_WHAT THIS TASK INVOLVES_
Output the lines of the items as a JSON list of strings, one string per line and no blank lines, from the first line through the line containing "Polygon shape — [471, 147, 582, 380]".

Data taken from a collection:
[BEGIN]

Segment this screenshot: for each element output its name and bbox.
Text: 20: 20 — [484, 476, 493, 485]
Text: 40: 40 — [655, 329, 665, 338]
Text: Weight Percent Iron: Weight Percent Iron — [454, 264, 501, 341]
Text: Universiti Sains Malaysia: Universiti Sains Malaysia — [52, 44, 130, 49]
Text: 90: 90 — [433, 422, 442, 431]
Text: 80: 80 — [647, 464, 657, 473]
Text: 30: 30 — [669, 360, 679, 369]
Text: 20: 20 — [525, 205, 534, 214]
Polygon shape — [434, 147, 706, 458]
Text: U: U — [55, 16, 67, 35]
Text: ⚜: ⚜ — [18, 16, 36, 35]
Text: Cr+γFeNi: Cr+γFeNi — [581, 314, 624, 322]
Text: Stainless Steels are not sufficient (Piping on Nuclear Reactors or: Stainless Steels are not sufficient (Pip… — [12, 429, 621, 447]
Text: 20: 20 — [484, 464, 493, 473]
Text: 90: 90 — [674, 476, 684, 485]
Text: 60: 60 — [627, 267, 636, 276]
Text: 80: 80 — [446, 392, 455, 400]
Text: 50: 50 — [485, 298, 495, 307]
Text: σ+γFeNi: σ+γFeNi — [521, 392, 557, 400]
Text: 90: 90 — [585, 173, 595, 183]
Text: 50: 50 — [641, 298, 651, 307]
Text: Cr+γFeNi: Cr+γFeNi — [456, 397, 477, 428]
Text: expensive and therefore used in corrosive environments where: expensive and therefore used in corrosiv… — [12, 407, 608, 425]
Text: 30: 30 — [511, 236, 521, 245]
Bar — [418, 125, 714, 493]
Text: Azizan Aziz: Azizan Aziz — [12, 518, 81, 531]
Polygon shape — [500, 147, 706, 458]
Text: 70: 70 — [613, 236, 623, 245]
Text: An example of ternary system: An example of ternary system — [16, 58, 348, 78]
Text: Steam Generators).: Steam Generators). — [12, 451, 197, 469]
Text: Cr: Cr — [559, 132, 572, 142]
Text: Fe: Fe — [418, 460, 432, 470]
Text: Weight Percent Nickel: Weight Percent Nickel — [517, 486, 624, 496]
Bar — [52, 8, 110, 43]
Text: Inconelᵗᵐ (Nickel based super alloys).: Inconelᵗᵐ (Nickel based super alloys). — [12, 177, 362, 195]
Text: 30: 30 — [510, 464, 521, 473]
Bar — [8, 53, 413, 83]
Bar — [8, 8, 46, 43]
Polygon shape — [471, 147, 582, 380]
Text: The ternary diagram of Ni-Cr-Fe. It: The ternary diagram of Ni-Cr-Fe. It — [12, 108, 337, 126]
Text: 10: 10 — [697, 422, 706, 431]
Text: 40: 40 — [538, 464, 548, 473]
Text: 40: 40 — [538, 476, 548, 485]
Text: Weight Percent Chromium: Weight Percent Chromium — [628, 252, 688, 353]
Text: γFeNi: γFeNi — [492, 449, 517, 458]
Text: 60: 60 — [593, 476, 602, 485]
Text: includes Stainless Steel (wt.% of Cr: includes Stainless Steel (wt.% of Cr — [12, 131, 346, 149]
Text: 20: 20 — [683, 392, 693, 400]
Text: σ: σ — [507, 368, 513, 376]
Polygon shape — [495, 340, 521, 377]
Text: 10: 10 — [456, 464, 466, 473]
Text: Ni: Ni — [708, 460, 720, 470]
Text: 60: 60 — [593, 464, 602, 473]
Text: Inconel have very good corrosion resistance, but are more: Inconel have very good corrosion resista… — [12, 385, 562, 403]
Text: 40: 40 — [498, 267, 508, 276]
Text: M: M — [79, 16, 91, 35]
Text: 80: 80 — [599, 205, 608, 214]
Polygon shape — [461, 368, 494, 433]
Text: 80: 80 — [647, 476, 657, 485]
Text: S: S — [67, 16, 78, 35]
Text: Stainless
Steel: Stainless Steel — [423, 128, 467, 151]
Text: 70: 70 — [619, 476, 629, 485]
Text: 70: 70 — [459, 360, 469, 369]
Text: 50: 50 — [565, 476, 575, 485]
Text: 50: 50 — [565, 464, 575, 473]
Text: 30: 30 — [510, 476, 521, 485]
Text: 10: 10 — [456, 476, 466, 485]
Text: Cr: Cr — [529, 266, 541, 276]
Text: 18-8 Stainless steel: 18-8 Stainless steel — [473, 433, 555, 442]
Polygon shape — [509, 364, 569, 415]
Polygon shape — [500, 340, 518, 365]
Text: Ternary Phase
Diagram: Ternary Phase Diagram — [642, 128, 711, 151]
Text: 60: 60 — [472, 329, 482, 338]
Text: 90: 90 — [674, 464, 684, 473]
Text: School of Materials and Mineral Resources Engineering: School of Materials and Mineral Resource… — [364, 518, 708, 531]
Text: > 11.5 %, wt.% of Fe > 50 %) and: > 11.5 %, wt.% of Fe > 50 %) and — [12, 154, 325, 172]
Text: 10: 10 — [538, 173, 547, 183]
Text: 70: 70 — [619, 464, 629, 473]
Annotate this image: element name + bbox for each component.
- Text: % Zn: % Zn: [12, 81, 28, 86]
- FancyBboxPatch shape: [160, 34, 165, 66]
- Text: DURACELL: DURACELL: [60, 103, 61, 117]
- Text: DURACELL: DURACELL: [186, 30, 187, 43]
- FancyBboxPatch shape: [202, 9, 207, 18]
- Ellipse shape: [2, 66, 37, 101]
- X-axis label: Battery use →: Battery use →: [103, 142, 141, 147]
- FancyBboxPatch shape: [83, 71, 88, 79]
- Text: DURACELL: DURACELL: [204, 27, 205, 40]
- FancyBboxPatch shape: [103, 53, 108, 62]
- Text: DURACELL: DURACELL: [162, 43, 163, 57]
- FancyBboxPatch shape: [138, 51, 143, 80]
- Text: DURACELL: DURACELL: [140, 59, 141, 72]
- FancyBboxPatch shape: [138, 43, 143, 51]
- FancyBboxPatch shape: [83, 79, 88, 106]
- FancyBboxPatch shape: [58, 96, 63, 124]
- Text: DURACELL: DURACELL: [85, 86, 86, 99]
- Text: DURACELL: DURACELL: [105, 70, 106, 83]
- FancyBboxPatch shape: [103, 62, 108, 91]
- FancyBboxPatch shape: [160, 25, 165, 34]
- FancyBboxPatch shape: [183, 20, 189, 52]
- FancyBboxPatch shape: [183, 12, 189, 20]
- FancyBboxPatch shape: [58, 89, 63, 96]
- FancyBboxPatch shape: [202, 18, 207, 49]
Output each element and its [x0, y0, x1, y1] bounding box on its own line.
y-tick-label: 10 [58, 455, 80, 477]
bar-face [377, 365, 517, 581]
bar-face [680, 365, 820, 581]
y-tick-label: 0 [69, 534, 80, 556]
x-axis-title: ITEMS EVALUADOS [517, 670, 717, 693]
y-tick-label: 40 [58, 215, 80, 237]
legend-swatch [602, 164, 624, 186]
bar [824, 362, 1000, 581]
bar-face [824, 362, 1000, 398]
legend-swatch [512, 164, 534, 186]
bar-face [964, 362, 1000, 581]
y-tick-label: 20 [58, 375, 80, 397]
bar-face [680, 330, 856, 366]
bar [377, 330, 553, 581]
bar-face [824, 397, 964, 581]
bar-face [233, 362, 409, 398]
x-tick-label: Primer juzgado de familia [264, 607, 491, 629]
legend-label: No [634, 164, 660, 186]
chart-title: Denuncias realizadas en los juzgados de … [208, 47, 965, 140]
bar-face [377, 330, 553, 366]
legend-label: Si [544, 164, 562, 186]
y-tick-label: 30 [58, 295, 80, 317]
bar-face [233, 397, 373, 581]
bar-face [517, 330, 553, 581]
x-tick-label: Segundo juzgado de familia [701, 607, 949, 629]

[END]

_PROBLEM SOLUTION_
[
  "Segment this screenshot: for each element output its name and bbox.",
  "Text: 20: 20 — [484, 476, 493, 485]",
  "Text: 40: 40 — [655, 329, 665, 338]",
  "Text: Weight Percent Iron: Weight Percent Iron — [454, 264, 501, 341]",
  "Text: Universiti Sains Malaysia: Universiti Sains Malaysia — [52, 44, 130, 49]",
  "Text: 90: 90 — [433, 422, 442, 431]",
  "Text: 80: 80 — [647, 464, 657, 473]",
  "Text: 30: 30 — [669, 360, 679, 369]",
  "Text: 20: 20 — [525, 205, 534, 214]",
  "Polygon shape — [434, 147, 706, 458]",
  "Text: U: U — [55, 16, 67, 35]",
  "Text: ⚜: ⚜ — [18, 16, 36, 35]",
  "Text: Cr+γFeNi: Cr+γFeNi — [581, 314, 624, 322]",
  "Text: Stainless Steels are not sufficient (Piping on Nuclear Reactors or: Stainless Steels are not sufficient (Pip… — [12, 429, 621, 447]",
  "Text: 20: 20 — [484, 464, 493, 473]",
  "Text: 90: 90 — [674, 476, 684, 485]",
  "Text: 60: 60 — [627, 267, 636, 276]",
  "Text: 80: 80 — [446, 392, 455, 400]",
  "Text: 50: 50 — [485, 298, 495, 307]",
  "Text: σ+γFeNi: σ+γFeNi — [521, 392, 557, 400]",
  "Text: 90: 90 — [585, 173, 595, 183]",
  "Text: 50: 50 — [641, 298, 651, 307]",
  "Text: Cr+γFeNi: Cr+γFeNi — [456, 397, 477, 428]",
  "Text: expensive and therefore used in corrosive environments where: expensive and therefore used in corrosiv… — [12, 407, 608, 425]",
  "Text: 30: 30 — [511, 236, 521, 245]",
  "Bar — [418, 125, 714, 493]",
  "Text: Azizan Aziz: Azizan Aziz — [12, 518, 81, 531]",
  "Polygon shape — [500, 147, 706, 458]",
  "Text: 70: 70 — [613, 236, 623, 245]",
  "Text: An example of ternary system: An example of ternary system — [16, 58, 348, 78]",
  "Text: Steam Generators).: Steam Generators). — [12, 451, 197, 469]",
  "Text: Cr: Cr — [559, 132, 572, 142]",
  "Text: Fe: Fe — [418, 460, 432, 470]",
  "Text: Weight Percent Nickel: Weight Percent Nickel — [517, 486, 624, 496]",
  "Bar — [52, 8, 110, 43]",
  "Text: Inconelᵗᵐ (Nickel based super alloys).: Inconelᵗᵐ (Nickel based super alloys). — [12, 177, 362, 195]",
  "Text: 30: 30 — [510, 464, 521, 473]",
  "Bar — [8, 53, 413, 83]",
  "Bar — [8, 8, 46, 43]",
  "Polygon shape — [471, 147, 582, 380]"
]